→ **Source data**:
***
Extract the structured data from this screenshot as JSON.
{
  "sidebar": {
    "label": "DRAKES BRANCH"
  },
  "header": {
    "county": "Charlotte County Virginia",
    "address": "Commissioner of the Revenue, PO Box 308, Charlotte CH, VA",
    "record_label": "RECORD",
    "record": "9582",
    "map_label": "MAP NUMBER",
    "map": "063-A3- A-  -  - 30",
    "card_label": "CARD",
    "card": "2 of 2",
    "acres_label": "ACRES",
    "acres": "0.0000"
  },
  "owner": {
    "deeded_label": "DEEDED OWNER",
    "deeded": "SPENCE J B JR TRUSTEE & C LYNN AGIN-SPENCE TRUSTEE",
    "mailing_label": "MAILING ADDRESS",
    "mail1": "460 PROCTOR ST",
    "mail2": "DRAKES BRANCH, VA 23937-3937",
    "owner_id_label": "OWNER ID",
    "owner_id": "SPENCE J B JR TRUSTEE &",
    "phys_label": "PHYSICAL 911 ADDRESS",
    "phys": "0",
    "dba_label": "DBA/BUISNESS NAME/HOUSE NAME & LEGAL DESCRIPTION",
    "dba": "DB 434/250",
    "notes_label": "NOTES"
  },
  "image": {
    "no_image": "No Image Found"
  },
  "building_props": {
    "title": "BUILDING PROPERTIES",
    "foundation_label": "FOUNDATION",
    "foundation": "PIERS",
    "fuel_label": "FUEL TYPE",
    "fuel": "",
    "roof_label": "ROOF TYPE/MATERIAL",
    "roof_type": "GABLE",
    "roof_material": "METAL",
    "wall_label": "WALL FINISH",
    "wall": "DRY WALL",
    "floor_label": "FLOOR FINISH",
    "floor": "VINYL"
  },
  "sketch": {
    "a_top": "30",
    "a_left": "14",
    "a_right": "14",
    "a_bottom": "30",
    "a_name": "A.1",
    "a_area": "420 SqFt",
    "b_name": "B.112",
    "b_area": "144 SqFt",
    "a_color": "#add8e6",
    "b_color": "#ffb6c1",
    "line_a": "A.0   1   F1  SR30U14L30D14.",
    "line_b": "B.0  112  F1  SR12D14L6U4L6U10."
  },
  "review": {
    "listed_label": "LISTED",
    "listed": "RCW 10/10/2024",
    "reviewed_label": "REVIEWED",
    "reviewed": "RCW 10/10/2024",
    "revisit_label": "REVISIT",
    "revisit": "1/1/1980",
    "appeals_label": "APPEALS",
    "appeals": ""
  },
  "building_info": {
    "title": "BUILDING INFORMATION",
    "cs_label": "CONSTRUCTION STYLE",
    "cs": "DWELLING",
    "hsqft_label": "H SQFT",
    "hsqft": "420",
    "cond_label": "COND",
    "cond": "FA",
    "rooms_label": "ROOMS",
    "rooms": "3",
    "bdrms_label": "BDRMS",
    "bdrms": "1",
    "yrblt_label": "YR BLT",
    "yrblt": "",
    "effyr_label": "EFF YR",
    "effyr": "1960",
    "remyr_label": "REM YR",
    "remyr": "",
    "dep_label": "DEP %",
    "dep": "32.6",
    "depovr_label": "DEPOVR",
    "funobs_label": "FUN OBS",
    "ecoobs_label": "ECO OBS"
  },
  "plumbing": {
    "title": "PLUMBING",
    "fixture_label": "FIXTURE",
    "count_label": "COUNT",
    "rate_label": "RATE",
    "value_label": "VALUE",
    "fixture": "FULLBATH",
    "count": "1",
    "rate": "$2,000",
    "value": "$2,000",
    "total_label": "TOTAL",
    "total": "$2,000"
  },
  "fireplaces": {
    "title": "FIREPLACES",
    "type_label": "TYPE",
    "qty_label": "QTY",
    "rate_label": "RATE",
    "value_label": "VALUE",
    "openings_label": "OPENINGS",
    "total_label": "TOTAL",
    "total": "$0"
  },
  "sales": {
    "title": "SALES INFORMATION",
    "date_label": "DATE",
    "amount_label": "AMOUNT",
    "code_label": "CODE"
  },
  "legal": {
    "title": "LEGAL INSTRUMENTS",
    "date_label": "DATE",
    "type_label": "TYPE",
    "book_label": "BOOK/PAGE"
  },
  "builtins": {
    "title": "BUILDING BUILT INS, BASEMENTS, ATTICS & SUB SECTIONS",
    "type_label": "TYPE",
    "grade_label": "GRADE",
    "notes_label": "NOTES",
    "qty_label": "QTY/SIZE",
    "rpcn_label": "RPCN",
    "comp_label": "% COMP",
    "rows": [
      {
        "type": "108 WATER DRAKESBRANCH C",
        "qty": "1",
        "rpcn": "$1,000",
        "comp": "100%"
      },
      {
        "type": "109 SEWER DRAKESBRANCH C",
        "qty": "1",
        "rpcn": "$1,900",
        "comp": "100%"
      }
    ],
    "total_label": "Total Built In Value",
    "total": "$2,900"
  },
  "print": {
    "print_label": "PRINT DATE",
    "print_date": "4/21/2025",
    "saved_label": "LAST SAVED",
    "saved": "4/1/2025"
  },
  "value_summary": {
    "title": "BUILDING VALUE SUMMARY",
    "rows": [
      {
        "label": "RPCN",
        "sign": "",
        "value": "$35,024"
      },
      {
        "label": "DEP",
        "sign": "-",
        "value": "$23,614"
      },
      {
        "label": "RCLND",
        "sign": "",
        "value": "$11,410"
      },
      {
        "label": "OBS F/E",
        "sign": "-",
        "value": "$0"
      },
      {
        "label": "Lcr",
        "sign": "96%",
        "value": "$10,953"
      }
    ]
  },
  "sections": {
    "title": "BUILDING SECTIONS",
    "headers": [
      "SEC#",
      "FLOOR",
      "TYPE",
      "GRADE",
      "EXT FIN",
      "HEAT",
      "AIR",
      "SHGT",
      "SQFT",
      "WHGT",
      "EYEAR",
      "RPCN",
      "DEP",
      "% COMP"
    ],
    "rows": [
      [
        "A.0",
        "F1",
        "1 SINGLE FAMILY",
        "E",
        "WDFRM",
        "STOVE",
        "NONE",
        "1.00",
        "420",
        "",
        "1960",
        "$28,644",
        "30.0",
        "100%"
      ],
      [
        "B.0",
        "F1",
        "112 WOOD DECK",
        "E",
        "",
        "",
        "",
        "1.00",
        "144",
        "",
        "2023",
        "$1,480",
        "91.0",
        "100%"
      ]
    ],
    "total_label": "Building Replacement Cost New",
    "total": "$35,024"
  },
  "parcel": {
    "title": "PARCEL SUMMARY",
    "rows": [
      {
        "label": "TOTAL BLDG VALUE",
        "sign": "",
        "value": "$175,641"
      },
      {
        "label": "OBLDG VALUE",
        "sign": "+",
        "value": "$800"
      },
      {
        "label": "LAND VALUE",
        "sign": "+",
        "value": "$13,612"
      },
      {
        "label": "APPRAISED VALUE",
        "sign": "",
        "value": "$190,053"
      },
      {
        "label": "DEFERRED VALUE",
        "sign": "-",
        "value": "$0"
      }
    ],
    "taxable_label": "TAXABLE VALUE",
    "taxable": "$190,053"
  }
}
***
→ **Given problem**: Identify each line in the records above containing the word "TRUSTEE"; copy those lines.

→ **Correct answer**:
    "deeded": "SPENCE J B JR TRUSTEE & C LYNN AGIN-SPENCE TRUSTEE",
    "owner_id": "SPENCE J B JR TRUSTEE &",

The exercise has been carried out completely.